(Aim) The entries below contain pictures. Retype everything except those pictures, exactly as given.

Data extracted from a collection
* * * * *

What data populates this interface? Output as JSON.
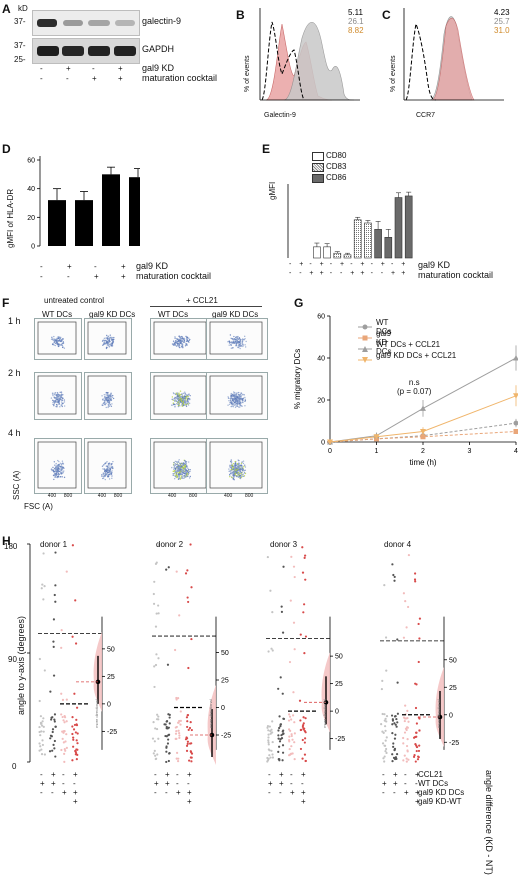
{
  "panelA": {
    "letter": "A",
    "unit": "kD",
    "markers": [
      "37-",
      "37-",
      "25-"
    ],
    "labels": [
      "galectin-9",
      "GAPDH"
    ],
    "rows": [
      {
        "label": "gal9 KD",
        "signs": [
          "-",
          "+",
          "-",
          "+"
        ]
      },
      {
        "label": "maturation cocktail",
        "signs": [
          "-",
          "-",
          "+",
          "+"
        ]
      }
    ]
  },
  "panelB": {
    "letter": "B",
    "values": [
      "5.11",
      "26.1",
      "8.82"
    ],
    "ylabel": "% of events",
    "xlabel": "Galectin-9"
  },
  "panelC": {
    "letter": "C",
    "values": [
      "4.23",
      "25.7",
      "31.0"
    ],
    "ylabel": "% of events",
    "xlabel": "CCR7"
  },
  "panelD": {
    "letter": "D",
    "ylabel": "gMFI of HLA-DR",
    "yticks": [
      "0",
      "20",
      "40",
      "60"
    ],
    "rows": [
      {
        "label": "gal9 KD",
        "signs": [
          "-",
          "+",
          "-",
          "+"
        ]
      },
      {
        "label": "maturation cocktail",
        "signs": [
          "-",
          "-",
          "+",
          "+"
        ]
      }
    ]
  },
  "panelE": {
    "letter": "E",
    "ylabel": "gMFI",
    "legend": [
      "CD80",
      "CD83",
      "CD86"
    ],
    "rows": [
      {
        "label": "gal9 KD",
        "signs": [
          "-",
          "+",
          "-",
          "+",
          "-",
          "+",
          "-",
          "+",
          "-",
          "+",
          "-",
          "+"
        ]
      },
      {
        "label": "maturation cocktail",
        "signs": [
          "-",
          "-",
          "+",
          "+",
          "-",
          "-",
          "+",
          "+",
          "-",
          "-",
          "+",
          "+"
        ]
      }
    ]
  },
  "panelF": {
    "letter": "F",
    "group_labels": [
      "untreated control",
      "+ CCL21"
    ],
    "col_labels": [
      "WT DCs",
      "gal9 KD DCs",
      "WT DCs",
      "gal9 KD DCs"
    ],
    "row_labels": [
      "1 h",
      "2 h",
      "4 h"
    ],
    "ylabel": "SSC (A)",
    "xlabel": "FSC (A)",
    "ticks": [
      "400",
      "800"
    ]
  },
  "panelG": {
    "letter": "G",
    "annotation_line1": "n.s",
    "annotation_line2": "(p = 0.07)",
    "legend": [
      "WT DCs",
      "gal9 KD DCs",
      "WT DCs + CCL21",
      "gal9 KD DCs + CCL21"
    ]
  },
  "panelH": {
    "letter": "H",
    "ylabel": "angle to y-axis (degrees)",
    "right_label": "angle difference (KD - NT)",
    "inset_note": "more directional",
    "donors": [
      "donor 1",
      "donor 2",
      "donor 3",
      "donor 4"
    ],
    "yticks": [
      "0",
      "90",
      "180"
    ],
    "rows": [
      {
        "label": "CCL21",
        "signs": [
          "-",
          "+",
          "-",
          "+",
          "-",
          "+",
          "-",
          "+",
          "-",
          "+",
          "-",
          "+",
          "-",
          "+",
          "-",
          "+"
        ]
      },
      {
        "label": "WT DCs",
        "signs": [
          "+",
          "+",
          "-",
          "-",
          "+",
          "+",
          "-",
          "-",
          "+",
          "+",
          "-",
          "-",
          "+",
          "+",
          "-",
          "-"
        ]
      },
      {
        "label": "gal9 KD DCs",
        "signs": [
          "-",
          "-",
          "+",
          "+",
          "-",
          "-",
          "+",
          "+",
          "-",
          "-",
          "+",
          "+",
          "-",
          "-",
          "+",
          "+"
        ]
      },
      {
        "label": "gal9 KD-WT",
        "signs": [
          "",
          "",
          "",
          "+",
          "",
          "",
          "",
          "+",
          "",
          "",
          "",
          "+",
          "",
          "",
          "",
          "+"
        ]
      }
    ]
  },
  "chart_data": [
    {
      "type": "line",
      "panel": "B",
      "xlabel": "Galectin-9",
      "ylabel": "% of events",
      "series": [
        {
          "name": "",
          "color": "#000000",
          "style": "dashed",
          "value": 5.11
        },
        {
          "name": "",
          "color": "#9e9e9e",
          "style": "filled-grey",
          "value": 26.1
        },
        {
          "name": "",
          "color": "#e9a3a3",
          "style": "filled-red",
          "value": 8.82
        }
      ]
    },
    {
      "type": "line",
      "panel": "C",
      "xlabel": "CCR7",
      "ylabel": "% of events",
      "series": [
        {
          "name": "",
          "color": "#000000",
          "style": "dashed",
          "value": 4.23
        },
        {
          "name": "",
          "color": "#9e9e9e",
          "style": "filled-grey",
          "value": 25.7
        },
        {
          "name": "",
          "color": "#e9a3a3",
          "style": "filled-red",
          "value": 31.0
        }
      ]
    },
    {
      "type": "bar",
      "panel": "D",
      "ylabel": "gMFI of HLA-DR",
      "ylim": [
        0,
        60
      ],
      "values": [
        32,
        32,
        50,
        48
      ],
      "errors": [
        8,
        6,
        5,
        6
      ]
    },
    {
      "type": "bar",
      "panel": "E",
      "ylabel": "gMFI",
      "ylim": [
        0,
        22
      ],
      "series": [
        {
          "name": "CD80",
          "values": [
            0,
            0,
            3.5,
            3.5
          ],
          "errors": [
            0,
            0,
            1.2,
            1.0
          ]
        },
        {
          "name": "CD83",
          "values": [
            1.5,
            1.0,
            12,
            11
          ],
          "errors": [
            0.5,
            0.5,
            0.8,
            0.8
          ]
        },
        {
          "name": "CD86",
          "values": [
            9,
            6.5,
            19,
            19.5
          ],
          "errors": [
            2.5,
            2.5,
            1.5,
            1.2
          ]
        }
      ]
    },
    {
      "type": "line",
      "panel": "G",
      "xlabel": "time (h)",
      "ylabel": "% migratory DCs",
      "xlim": [
        0,
        4
      ],
      "ylim": [
        0,
        60
      ],
      "xticks": [
        0,
        1,
        2,
        3,
        4
      ],
      "yticks": [
        0,
        20,
        40,
        60
      ],
      "x": [
        0,
        1,
        2,
        4
      ],
      "series": [
        {
          "name": "WT DCs",
          "color": "#9e9e9e",
          "values": [
            0,
            1.5,
            3,
            9
          ],
          "dashed": true
        },
        {
          "name": "gal9 KD DCs",
          "color": "#e9a679",
          "values": [
            0,
            1.5,
            2.5,
            5
          ],
          "dashed": true
        },
        {
          "name": "WT DCs + CCL21",
          "color": "#9e9e9e",
          "values": [
            0,
            3,
            16,
            40
          ],
          "dashed": false
        },
        {
          "name": "gal9 KD DCs + CCL21",
          "color": "#f0b56b",
          "values": [
            0,
            2.5,
            5,
            22
          ],
          "dashed": false
        }
      ]
    },
    {
      "type": "scatter",
      "panel": "H",
      "ylabel": "angle to y-axis (degrees)",
      "ylim": [
        0,
        180
      ],
      "right_axis_label": "angle difference (KD - NT)",
      "right_ticks": [
        -25,
        0,
        25,
        50
      ],
      "donors": [
        {
          "name": "donor 1",
          "mean_difference": 20
        },
        {
          "name": "donor 2",
          "mean_difference": -25
        },
        {
          "name": "donor 3",
          "mean_difference": 8
        },
        {
          "name": "donor 4",
          "mean_difference": -2
        }
      ]
    }
  ]
}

* * * * *

(Exercise result)
What data populates this interface? Output as JSON.
{
  "panelA": {
    "letter": "A",
    "unit": "kD",
    "markers": [
      "37-",
      "37-",
      "25-"
    ],
    "labels": [
      "galectin-9",
      "GAPDH"
    ],
    "rows": [
      {
        "label": "gal9 KD",
        "signs": [
          "-",
          "+",
          "-",
          "+"
        ]
      },
      {
        "label": "maturation cocktail",
        "signs": [
          "-",
          "-",
          "+",
          "+"
        ]
      }
    ]
  },
  "panelB": {
    "letter": "B",
    "values": [
      "5.11",
      "26.1",
      "8.82"
    ],
    "ylabel": "% of events",
    "xlabel": "Galectin-9"
  },
  "panelC": {
    "letter": "C",
    "values": [
      "4.23",
      "25.7",
      "31.0"
    ],
    "ylabel": "% of events",
    "xlabel": "CCR7"
  },
  "panelD": {
    "letter": "D",
    "ylabel": "gMFI of HLA-DR",
    "yticks": [
      "0",
      "20",
      "40",
      "60"
    ],
    "rows": [
      {
        "label": "gal9 KD",
        "signs": [
          "-",
          "+",
          "-",
          "+"
        ]
      },
      {
        "label": "maturation cocktail",
        "signs": [
          "-",
          "-",
          "+",
          "+"
        ]
      }
    ]
  },
  "panelE": {
    "letter": "E",
    "ylabel": "gMFI",
    "legend": [
      "CD80",
      "CD83",
      "CD86"
    ],
    "rows": [
      {
        "label": "gal9 KD",
        "signs": [
          "-",
          "+",
          "-",
          "+",
          "-",
          "+",
          "-",
          "+",
          "-",
          "+",
          "-",
          "+"
        ]
      },
      {
        "label": "maturation cocktail",
        "signs": [
          "-",
          "-",
          "+",
          "+",
          "-",
          "-",
          "+",
          "+",
          "-",
          "-",
          "+",
          "+"
        ]
      }
    ]
  },
  "panelF": {
    "letter": "F",
    "group_labels": [
      "untreated control",
      "+ CCL21"
    ],
    "col_labels": [
      "WT DCs",
      "gal9 KD DCs",
      "WT DCs",
      "gal9 KD DCs"
    ],
    "row_labels": [
      "1 h",
      "2 h",
      "4 h"
    ],
    "ylabel": "SSC (A)",
    "xlabel": "FSC (A)",
    "ticks": [
      "400",
      "800"
    ]
  },
  "panelG": {
    "letter": "G",
    "annotation_line1": "n.s",
    "annotation_line2": "(p = 0.07)",
    "legend": [
      "WT DCs",
      "gal9 KD DCs",
      "WT DCs + CCL21",
      "gal9 KD DCs + CCL21"
    ]
  },
  "panelH": {
    "letter": "H",
    "ylabel": "angle to y-axis (degrees)",
    "right_label": "angle difference (KD - NT)",
    "inset_note": "more directional",
    "donors": [
      "donor 1",
      "donor 2",
      "donor 3",
      "donor 4"
    ],
    "yticks": [
      "0",
      "90",
      "180"
    ],
    "rows": [
      {
        "label": "CCL21",
        "signs": [
          "-",
          "+",
          "-",
          "+",
          "-",
          "+",
          "-",
          "+",
          "-",
          "+",
          "-",
          "+",
          "-",
          "+",
          "-",
          "+"
        ]
      },
      {
        "label": "WT DCs",
        "signs": [
          "+",
          "+",
          "-",
          "-",
          "+",
          "+",
          "-",
          "-",
          "+",
          "+",
          "-",
          "-",
          "+",
          "+",
          "-",
          "-"
        ]
      },
      {
        "label": "gal9 KD DCs",
        "signs": [
          "-",
          "-",
          "+",
          "+",
          "-",
          "-",
          "+",
          "+",
          "-",
          "-",
          "+",
          "+",
          "-",
          "-",
          "+",
          "+"
        ]
      },
      {
        "label": "gal9 KD-WT",
        "signs": [
          "",
          "",
          "",
          "+",
          "",
          "",
          "",
          "+",
          "",
          "",
          "",
          "+",
          "",
          "",
          "",
          "+"
        ]
      }
    ]
  },
  "chart_data": [
    {
      "type": "line",
      "panel": "B",
      "xlabel": "Galectin-9",
      "ylabel": "% of events",
      "series": [
        {
          "name": "",
          "color": "#000000",
          "style": "dashed",
          "value": 5.11
        },
        {
          "name": "",
          "color": "#9e9e9e",
          "style": "filled-grey",
          "value": 26.1
        },
        {
          "name": "",
          "color": "#e9a3a3",
          "style": "filled-red",
          "value": 8.82
        }
      ]
    },
    {
      "type": "line",
      "panel": "C",
      "xlabel": "CCR7",
      "ylabel": "% of events",
      "series": [
        {
          "name": "",
          "color": "#000000",
          "style": "dashed",
          "value": 4.23
        },
        {
          "name": "",
          "color": "#9e9e9e",
          "style": "filled-grey",
          "value": 25.7
        },
        {
          "name": "",
          "color": "#e9a3a3",
          "style": "filled-red",
          "value": 31.0
        }
      ]
    },
    {
      "type": "bar",
      "panel": "D",
      "ylabel": "gMFI of HLA-DR",
      "ylim": [
        0,
        60
      ],
      "values": [
        32,
        32,
        50,
        48
      ],
      "errors": [
        8,
        6,
        5,
        6
      ]
    },
    {
      "type": "bar",
      "panel": "E",
      "ylabel": "gMFI",
      "ylim": [
        0,
        22
      ],
      "series": [
        {
          "name": "CD80",
          "values": [
            0,
            0,
            3.5,
            3.5
          ],
          "errors": [
            0,
            0,
            1.2,
            1.0
          ]
        },
        {
          "name": "CD83",
          "values": [
            1.5,
            1.0,
            12,
            11
          ],
          "errors": [
            0.5,
            0.5,
            0.8,
            0.8
          ]
        },
        {
          "name": "CD86",
          "values": [
            9,
            6.5,
            19,
            19.5
          ],
          "errors": [
            2.5,
            2.5,
            1.5,
            1.2
          ]
        }
      ]
    },
    {
      "type": "line",
      "panel": "G",
      "xlabel": "time (h)",
      "ylabel": "% migratory DCs",
      "xlim": [
        0,
        4
      ],
      "ylim": [
        0,
        60
      ],
      "xticks": [
        0,
        1,
        2,
        3,
        4
      ],
      "yticks": [
        0,
        20,
        40,
        60
      ],
      "x": [
        0,
        1,
        2,
        4
      ],
      "series": [
        {
          "name": "WT DCs",
          "color": "#9e9e9e",
          "values": [
            0,
            1.5,
            3,
            9
          ],
          "dashed": true
        },
        {
          "name": "gal9 KD DCs",
          "color": "#e9a679",
          "values": [
            0,
            1.5,
            2.5,
            5
          ],
          "dashed": true
        },
        {
          "name": "WT DCs + CCL21",
          "color": "#9e9e9e",
          "values": [
            0,
            3,
            16,
            40
          ],
          "dashed": false
        },
        {
          "name": "gal9 KD DCs + CCL21",
          "color": "#f0b56b",
          "values": [
            0,
            2.5,
            5,
            22
          ],
          "dashed": false
        }
      ]
    },
    {
      "type": "scatter",
      "panel": "H",
      "ylabel": "angle to y-axis (degrees)",
      "ylim": [
        0,
        180
      ],
      "right_axis_label": "angle difference (KD - NT)",
      "right_ticks": [
        -25,
        0,
        25,
        50
      ],
      "donors": [
        {
          "name": "donor 1",
          "mean_difference": 20
        },
        {
          "name": "donor 2",
          "mean_difference": -25
        },
        {
          "name": "donor 3",
          "mean_difference": 8
        },
        {
          "name": "donor 4",
          "mean_difference": -2
        }
      ]
    }
  ]
}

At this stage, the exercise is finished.